Rows from a figure dataset →

----

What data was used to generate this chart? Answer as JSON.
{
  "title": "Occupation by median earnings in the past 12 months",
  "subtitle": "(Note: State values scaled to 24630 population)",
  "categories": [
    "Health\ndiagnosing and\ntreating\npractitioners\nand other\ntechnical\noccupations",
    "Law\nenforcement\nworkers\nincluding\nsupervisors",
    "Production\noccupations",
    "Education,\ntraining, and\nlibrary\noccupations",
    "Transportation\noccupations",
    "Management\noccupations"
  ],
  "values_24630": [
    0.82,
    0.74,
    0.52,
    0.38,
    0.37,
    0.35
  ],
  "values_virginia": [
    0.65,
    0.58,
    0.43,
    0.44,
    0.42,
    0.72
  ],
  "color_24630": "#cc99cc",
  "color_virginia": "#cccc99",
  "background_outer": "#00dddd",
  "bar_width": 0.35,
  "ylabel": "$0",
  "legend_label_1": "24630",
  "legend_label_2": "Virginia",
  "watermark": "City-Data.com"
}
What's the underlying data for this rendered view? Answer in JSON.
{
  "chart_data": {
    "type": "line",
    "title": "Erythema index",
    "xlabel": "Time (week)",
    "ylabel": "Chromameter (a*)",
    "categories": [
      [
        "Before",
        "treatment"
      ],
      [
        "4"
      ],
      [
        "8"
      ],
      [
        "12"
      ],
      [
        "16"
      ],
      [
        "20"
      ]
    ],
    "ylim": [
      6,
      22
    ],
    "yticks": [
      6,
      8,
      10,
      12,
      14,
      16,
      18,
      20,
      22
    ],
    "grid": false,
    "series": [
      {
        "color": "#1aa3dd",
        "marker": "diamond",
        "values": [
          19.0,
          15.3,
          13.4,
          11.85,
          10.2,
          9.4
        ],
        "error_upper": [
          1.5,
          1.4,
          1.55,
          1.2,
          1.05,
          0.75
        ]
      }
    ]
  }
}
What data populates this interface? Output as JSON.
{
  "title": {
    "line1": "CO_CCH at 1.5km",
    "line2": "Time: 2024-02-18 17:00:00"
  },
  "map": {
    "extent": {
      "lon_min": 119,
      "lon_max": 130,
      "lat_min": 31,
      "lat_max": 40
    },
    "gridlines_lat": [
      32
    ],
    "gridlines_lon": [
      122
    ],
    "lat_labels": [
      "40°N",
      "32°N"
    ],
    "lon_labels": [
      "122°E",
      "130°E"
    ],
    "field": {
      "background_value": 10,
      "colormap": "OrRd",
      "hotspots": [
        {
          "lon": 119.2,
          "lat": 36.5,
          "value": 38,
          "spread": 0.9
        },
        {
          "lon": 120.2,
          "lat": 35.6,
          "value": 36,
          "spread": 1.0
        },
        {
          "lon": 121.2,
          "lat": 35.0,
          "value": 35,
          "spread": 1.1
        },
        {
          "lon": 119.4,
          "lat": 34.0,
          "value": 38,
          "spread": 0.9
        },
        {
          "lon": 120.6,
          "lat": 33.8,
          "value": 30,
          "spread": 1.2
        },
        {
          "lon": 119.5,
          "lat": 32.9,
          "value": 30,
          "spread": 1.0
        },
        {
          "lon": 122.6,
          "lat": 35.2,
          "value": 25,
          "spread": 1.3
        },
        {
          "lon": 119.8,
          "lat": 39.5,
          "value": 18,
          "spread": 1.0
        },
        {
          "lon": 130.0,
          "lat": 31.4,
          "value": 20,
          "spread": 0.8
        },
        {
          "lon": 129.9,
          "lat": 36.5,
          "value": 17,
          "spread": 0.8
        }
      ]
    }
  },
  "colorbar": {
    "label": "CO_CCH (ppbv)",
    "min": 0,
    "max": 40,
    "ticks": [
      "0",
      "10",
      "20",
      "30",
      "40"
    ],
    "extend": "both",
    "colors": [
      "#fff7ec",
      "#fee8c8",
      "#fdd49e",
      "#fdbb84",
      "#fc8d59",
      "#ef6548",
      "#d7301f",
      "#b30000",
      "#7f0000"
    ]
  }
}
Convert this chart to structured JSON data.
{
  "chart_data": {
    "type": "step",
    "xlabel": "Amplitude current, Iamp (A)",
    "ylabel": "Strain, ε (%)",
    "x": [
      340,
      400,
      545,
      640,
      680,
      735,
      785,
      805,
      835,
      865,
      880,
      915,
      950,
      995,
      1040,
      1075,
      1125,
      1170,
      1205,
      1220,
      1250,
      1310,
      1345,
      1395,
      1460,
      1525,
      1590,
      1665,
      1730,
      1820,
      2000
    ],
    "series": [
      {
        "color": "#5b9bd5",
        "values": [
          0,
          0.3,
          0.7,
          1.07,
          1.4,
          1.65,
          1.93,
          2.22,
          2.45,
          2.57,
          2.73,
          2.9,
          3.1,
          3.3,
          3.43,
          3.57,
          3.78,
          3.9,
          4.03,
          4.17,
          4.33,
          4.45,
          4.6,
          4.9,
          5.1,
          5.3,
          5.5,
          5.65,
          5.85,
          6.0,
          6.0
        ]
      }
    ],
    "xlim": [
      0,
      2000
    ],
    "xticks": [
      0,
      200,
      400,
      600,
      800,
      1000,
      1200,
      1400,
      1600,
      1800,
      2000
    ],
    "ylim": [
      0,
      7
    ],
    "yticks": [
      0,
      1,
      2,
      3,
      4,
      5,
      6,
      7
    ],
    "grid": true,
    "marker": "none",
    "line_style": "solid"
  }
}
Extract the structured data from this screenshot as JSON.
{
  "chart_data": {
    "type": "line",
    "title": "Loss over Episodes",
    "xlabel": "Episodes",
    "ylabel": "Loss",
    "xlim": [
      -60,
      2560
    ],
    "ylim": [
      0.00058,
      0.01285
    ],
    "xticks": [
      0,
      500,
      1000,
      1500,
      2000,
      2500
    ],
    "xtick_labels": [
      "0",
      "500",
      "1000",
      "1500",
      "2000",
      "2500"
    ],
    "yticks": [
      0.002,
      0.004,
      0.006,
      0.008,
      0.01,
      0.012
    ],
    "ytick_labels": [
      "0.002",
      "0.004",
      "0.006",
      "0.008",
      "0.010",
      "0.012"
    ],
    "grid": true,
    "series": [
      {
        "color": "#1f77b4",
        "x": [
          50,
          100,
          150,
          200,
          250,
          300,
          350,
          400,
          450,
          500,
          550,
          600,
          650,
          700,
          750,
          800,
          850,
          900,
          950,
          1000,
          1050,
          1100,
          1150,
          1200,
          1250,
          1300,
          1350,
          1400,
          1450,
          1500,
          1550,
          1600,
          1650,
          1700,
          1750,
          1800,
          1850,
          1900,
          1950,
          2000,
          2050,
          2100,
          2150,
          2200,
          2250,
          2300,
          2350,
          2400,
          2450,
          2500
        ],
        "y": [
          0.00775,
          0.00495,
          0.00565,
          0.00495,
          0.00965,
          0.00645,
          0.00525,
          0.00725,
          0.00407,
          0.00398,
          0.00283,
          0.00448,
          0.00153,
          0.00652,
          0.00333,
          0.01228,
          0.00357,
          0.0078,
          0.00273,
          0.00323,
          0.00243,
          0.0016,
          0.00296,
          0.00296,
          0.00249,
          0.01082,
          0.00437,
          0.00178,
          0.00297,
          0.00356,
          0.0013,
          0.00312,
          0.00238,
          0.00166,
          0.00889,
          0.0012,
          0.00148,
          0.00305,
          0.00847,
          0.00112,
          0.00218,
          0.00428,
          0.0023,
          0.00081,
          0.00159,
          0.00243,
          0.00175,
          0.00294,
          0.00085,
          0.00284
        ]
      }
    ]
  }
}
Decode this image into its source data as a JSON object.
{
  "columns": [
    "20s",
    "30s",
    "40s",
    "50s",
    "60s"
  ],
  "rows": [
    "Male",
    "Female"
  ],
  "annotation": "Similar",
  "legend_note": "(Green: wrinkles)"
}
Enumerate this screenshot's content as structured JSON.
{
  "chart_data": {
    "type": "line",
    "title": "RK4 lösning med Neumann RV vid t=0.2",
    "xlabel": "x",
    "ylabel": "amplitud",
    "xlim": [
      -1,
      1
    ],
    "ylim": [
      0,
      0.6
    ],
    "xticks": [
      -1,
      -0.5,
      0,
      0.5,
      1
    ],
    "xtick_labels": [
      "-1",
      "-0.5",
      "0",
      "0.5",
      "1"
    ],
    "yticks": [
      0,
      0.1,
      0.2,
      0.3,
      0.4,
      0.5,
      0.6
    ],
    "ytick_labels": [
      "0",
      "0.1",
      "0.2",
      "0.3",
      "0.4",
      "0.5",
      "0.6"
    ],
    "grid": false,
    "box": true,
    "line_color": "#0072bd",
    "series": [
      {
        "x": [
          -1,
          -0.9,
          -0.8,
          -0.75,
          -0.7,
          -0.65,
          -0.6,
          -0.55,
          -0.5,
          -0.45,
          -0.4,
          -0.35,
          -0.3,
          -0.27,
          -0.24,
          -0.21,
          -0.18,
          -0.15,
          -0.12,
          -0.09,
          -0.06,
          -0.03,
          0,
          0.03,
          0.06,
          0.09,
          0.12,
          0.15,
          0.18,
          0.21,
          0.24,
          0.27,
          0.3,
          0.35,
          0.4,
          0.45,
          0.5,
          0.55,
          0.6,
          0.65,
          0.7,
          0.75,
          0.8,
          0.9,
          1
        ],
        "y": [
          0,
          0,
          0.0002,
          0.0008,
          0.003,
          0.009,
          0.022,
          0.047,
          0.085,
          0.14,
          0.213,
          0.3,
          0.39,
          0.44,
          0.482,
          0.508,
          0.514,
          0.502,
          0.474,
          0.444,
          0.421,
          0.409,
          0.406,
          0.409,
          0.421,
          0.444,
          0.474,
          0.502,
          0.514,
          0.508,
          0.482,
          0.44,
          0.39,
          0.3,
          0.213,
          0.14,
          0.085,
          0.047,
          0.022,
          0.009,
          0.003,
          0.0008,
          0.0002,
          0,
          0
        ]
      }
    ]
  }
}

----

REQUIRED TASK → Where a line holds "screenshot", copy that line.

EXERCISE RESPONSE →
Extract the structured data from this screenshot as JSON.
Enumerate this screenshot's content as structured JSON.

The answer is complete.